Stored data –
>>>>>

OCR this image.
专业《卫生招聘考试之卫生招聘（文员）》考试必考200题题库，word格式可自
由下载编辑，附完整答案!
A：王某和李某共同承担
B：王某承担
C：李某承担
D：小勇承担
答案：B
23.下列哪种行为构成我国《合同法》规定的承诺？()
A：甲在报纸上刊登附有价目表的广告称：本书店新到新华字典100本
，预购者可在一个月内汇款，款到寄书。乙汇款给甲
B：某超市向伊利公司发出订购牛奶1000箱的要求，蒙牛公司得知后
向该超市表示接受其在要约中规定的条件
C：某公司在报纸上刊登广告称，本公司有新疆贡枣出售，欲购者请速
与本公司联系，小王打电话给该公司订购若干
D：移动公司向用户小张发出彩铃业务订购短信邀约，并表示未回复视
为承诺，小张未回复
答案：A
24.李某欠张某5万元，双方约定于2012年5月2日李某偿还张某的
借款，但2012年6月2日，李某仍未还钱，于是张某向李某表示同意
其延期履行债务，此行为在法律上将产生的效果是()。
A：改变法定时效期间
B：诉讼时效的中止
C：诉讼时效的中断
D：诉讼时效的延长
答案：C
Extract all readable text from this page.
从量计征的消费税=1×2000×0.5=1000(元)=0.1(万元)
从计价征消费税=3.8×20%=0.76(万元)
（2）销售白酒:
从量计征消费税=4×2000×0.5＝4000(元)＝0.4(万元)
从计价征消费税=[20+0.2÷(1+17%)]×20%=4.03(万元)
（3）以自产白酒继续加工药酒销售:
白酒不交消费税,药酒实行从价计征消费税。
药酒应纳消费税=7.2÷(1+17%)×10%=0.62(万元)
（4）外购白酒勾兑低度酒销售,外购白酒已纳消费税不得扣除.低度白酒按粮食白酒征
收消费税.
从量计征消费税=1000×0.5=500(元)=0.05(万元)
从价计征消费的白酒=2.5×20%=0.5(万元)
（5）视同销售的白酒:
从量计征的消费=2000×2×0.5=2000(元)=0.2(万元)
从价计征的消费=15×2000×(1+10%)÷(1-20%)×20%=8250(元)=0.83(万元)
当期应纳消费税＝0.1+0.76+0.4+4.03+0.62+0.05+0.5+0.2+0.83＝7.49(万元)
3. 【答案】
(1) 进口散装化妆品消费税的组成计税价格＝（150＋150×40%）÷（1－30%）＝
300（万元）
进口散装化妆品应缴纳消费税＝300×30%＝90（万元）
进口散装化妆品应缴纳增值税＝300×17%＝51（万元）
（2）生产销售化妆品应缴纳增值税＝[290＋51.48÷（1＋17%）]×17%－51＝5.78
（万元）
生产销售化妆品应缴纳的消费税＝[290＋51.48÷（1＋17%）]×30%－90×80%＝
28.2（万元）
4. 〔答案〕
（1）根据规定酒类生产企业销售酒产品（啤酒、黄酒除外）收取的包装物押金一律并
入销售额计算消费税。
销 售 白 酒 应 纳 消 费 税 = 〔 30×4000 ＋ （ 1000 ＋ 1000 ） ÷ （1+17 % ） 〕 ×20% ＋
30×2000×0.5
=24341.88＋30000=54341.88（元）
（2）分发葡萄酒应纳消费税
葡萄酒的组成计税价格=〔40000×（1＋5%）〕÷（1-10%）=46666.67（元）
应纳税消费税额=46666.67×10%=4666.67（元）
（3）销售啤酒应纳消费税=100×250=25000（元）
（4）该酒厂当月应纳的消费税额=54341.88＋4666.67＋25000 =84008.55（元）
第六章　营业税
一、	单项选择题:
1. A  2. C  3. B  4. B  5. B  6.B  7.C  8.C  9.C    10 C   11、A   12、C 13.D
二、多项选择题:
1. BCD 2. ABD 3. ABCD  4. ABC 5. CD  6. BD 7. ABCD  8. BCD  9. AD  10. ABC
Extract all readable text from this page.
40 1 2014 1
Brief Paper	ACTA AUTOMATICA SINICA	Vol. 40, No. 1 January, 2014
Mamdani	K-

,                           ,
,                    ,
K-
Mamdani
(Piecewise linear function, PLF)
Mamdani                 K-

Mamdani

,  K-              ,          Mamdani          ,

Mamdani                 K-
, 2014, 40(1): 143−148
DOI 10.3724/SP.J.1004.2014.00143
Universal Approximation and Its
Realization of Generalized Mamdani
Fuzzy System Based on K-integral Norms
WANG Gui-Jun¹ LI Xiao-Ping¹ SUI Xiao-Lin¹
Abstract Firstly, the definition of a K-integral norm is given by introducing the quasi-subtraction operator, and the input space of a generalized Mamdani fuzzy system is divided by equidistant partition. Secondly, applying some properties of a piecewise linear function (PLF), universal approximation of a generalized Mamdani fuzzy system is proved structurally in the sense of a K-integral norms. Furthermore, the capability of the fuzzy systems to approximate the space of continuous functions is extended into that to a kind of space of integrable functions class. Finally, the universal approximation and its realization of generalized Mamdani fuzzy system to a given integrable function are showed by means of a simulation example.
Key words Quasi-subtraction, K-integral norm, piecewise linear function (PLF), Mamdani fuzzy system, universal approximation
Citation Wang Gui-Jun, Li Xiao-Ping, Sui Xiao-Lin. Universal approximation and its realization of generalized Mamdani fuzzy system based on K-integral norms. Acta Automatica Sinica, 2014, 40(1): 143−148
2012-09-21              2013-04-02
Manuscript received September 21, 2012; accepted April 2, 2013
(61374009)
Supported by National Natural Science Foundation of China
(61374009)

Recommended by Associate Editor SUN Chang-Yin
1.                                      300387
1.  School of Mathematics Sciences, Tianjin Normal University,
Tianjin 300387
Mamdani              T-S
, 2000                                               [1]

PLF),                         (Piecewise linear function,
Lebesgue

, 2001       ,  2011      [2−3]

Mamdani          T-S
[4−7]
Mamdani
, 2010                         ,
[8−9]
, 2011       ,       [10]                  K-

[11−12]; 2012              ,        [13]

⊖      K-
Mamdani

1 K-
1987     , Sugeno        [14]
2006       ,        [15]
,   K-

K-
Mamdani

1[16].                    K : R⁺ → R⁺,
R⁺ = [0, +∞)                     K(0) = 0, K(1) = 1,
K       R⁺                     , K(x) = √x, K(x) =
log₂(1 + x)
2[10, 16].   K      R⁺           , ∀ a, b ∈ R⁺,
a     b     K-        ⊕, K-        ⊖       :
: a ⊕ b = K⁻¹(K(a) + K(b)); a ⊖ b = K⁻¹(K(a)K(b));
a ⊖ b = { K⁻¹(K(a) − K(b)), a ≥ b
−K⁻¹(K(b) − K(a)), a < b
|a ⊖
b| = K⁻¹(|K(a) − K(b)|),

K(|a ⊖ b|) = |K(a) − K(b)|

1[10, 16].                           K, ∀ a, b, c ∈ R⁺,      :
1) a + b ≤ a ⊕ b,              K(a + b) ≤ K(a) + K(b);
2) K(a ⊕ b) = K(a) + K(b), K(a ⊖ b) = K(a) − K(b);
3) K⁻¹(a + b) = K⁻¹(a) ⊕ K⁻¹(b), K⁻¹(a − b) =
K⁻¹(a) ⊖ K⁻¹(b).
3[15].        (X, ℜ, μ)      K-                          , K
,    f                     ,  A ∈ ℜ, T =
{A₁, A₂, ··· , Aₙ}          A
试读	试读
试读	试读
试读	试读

<<<<<

YOUR TASK – Repeat the preceding lines exactly, please, every one of them.

EXPECTED ANSWER –
OCR this image.
专业《卫生招聘考试之卫生招聘（文员）》考试必考200题题库，word格式可自
由下载编辑，附完整答案!
A：王某和李某共同承担
B：王某承担
C：李某承担
D：小勇承担
答案：B
23.下列哪种行为构成我国《合同法》规定的承诺？()
A：甲在报纸上刊登附有价目表的广告称：本书店新到新华字典100本
，预购者可在一个月内汇款，款到寄书。乙汇款给甲
B：某超市向伊利公司发出订购牛奶1000箱的要求，蒙牛公司得知后
向该超市表示接受其在要约中规定的条件
C：某公司在报纸上刊登广告称，本公司有新疆贡枣出售，欲购者请速
与本公司联系，小王打电话给该公司订购若干
D：移动公司向用户小张发出彩铃业务订购短信邀约，并表示未回复视
为承诺，小张未回复
答案：A
24.李某欠张某5万元，双方约定于2012年5月2日李某偿还张某的
借款，但2012年6月2日，李某仍未还钱，于是张某向李某表示同意
其延期履行债务，此行为在法律上将产生的效果是()。
A：改变法定时效期间
B：诉讼时效的中止
C：诉讼时效的中断
D：诉讼时效的延长
答案：C
Extract all readable text from this page.
从量计征的消费税=1×2000×0.5=1000(元)=0.1(万元)
从计价征消费税=3.8×20%=0.76(万元)
（2）销售白酒:
从量计征消费税=4×2000×0.5＝4000(元)＝0.4(万元)
从计价征消费税=[20+0.2÷(1+17%)]×20%=4.03(万元)
（3）以自产白酒继续加工药酒销售:
白酒不交消费税,药酒实行从价计征消费税。
药酒应纳消费税=7.2÷(1+17%)×10%=0.62(万元)
（4）外购白酒勾兑低度酒销售,外购白酒已纳消费税不得扣除.低度白酒按粮食白酒征
收消费税.
从量计征消费税=1000×0.5=500(元)=0.05(万元)
从价计征消费的白酒=2.5×20%=0.5(万元)
（5）视同销售的白酒:
从量计征的消费=2000×2×0.5=2000(元)=0.2(万元)
从价计征的消费=15×2000×(1+10%)÷(1-20%)×20%=8250(元)=0.83(万元)
当期应纳消费税＝0.1+0.76+0.4+4.03+0.62+0.05+0.5+0.2+0.83＝7.49(万元)
3. 【答案】
(1) 进口散装化妆品消费税的组成计税价格＝（150＋150×40%）÷（1－30%）＝
300（万元）
进口散装化妆品应缴纳消费税＝300×30%＝90（万元）
进口散装化妆品应缴纳增值税＝300×17%＝51（万元）
（2）生产销售化妆品应缴纳增值税＝[290＋51.48÷（1＋17%）]×17%－51＝5.78
（万元）
生产销售化妆品应缴纳的消费税＝[290＋51.48÷（1＋17%）]×30%－90×80%＝
28.2（万元）
4. 〔答案〕
（1）根据规定酒类生产企业销售酒产品（啤酒、黄酒除外）收取的包装物押金一律并
入销售额计算消费税。
销 售 白 酒 应 纳 消 费 税 = 〔 30×4000 ＋ （ 1000 ＋ 1000 ） ÷ （1+17 % ） 〕 ×20% ＋
30×2000×0.5
=24341.88＋30000=54341.88（元）
（2）分发葡萄酒应纳消费税
葡萄酒的组成计税价格=〔40000×（1＋5%）〕÷（1-10%）=46666.67（元）
应纳税消费税额=46666.67×10%=4666.67（元）
（3）销售啤酒应纳消费税=100×250=25000（元）
（4）该酒厂当月应纳的消费税额=54341.88＋4666.67＋25000 =84008.55（元）
第六章　营业税
一、	单项选择题:
1. A  2. C  3. B  4. B  5. B  6.B  7.C  8.C  9.C    10 C   11、A   12、C 13.D
二、多项选择题:
1. BCD 2. ABD 3. ABCD  4. ABC 5. CD  6. BD 7. ABCD  8. BCD  9. AD  10. ABC
Extract all readable text from this page.
40 1 2014 1
Brief Paper	ACTA AUTOMATICA SINICA	Vol. 40, No. 1 January, 2014
Mamdani	K-

,                           ,
,                    ,
K-
Mamdani
(Piecewise linear function, PLF)
Mamdani                 K-

Mamdani

,  K-              ,          Mamdani          ,

Mamdani                 K-
, 2014, 40(1): 143−148
DOI 10.3724/SP.J.1004.2014.00143
Universal Approximation and Its
Realization of Generalized Mamdani
Fuzzy System Based on K-integral Norms
WANG Gui-Jun¹ LI Xiao-Ping¹ SUI Xiao-Lin¹
Abstract Firstly, the definition of a K-integral norm is given by introducing the quasi-subtraction operator, and the input space of a generalized Mamdani fuzzy system is divided by equidistant partition. Secondly, applying some properties of a piecewise linear function (PLF), universal approximation of a generalized Mamdani fuzzy system is proved structurally in the sense of a K-integral norms. Furthermore, the capability of the fuzzy systems to approximate the space of continuous functions is extended into that to a kind of space of integrable functions class. Finally, the universal approximation and its realization of generalized Mamdani fuzzy system to a given integrable function are showed by means of a simulation example.
Key words Quasi-subtraction, K-integral norm, piecewise linear function (PLF), Mamdani fuzzy system, universal approximation
Citation Wang Gui-Jun, Li Xiao-Ping, Sui Xiao-Lin. Universal approximation and its realization of generalized Mamdani fuzzy system based on K-integral norms. Acta Automatica Sinica, 2014, 40(1): 143−148
2012-09-21              2013-04-02
Manuscript received September 21, 2012; accepted April 2, 2013
(61374009)
Supported by National Natural Science Foundation of China
(61374009)

Recommended by Associate Editor SUN Chang-Yin
1.                                      300387
1.  School of Mathematics Sciences, Tianjin Normal University,
Tianjin 300387
Mamdani              T-S
, 2000                                               [1]

PLF),                         (Piecewise linear function,
Lebesgue

, 2001       ,  2011      [2−3]

Mamdani          T-S
[4−7]
Mamdani
, 2010                         ,
[8−9]
, 2011       ,       [10]                  K-

[11−12]; 2012              ,        [13]

⊖      K-
Mamdani

1 K-
1987     , Sugeno        [14]
2006       ,        [15]
,   K-

K-
Mamdani

1[16].                    K : R⁺ → R⁺,
R⁺ = [0, +∞)                     K(0) = 0, K(1) = 1,
K       R⁺                     , K(x) = √x, K(x) =
log₂(1 + x)
2[10, 16].   K      R⁺           , ∀ a, b ∈ R⁺,
a     b     K-        ⊕, K-        ⊖       :
: a ⊕ b = K⁻¹(K(a) + K(b)); a ⊖ b = K⁻¹(K(a)K(b));
a ⊖ b = { K⁻¹(K(a) − K(b)), a ≥ b
−K⁻¹(K(b) − K(a)), a < b
|a ⊖
b| = K⁻¹(|K(a) − K(b)|),

K(|a ⊖ b|) = |K(a) − K(b)|

1[10, 16].                           K, ∀ a, b, c ∈ R⁺,      :
1) a + b ≤ a ⊕ b,              K(a + b) ≤ K(a) + K(b);
2) K(a ⊕ b) = K(a) + K(b), K(a ⊖ b) = K(a) − K(b);
3) K⁻¹(a + b) = K⁻¹(a) ⊕ K⁻¹(b), K⁻¹(a − b) =
K⁻¹(a) ⊖ K⁻¹(b).
3[15].        (X, ℜ, μ)      K-                          , K
,    f                     ,  A ∈ ℜ, T =
{A₁, A₂, ··· , Aₙ}          A
试读	试读
试读	试读
试读	试读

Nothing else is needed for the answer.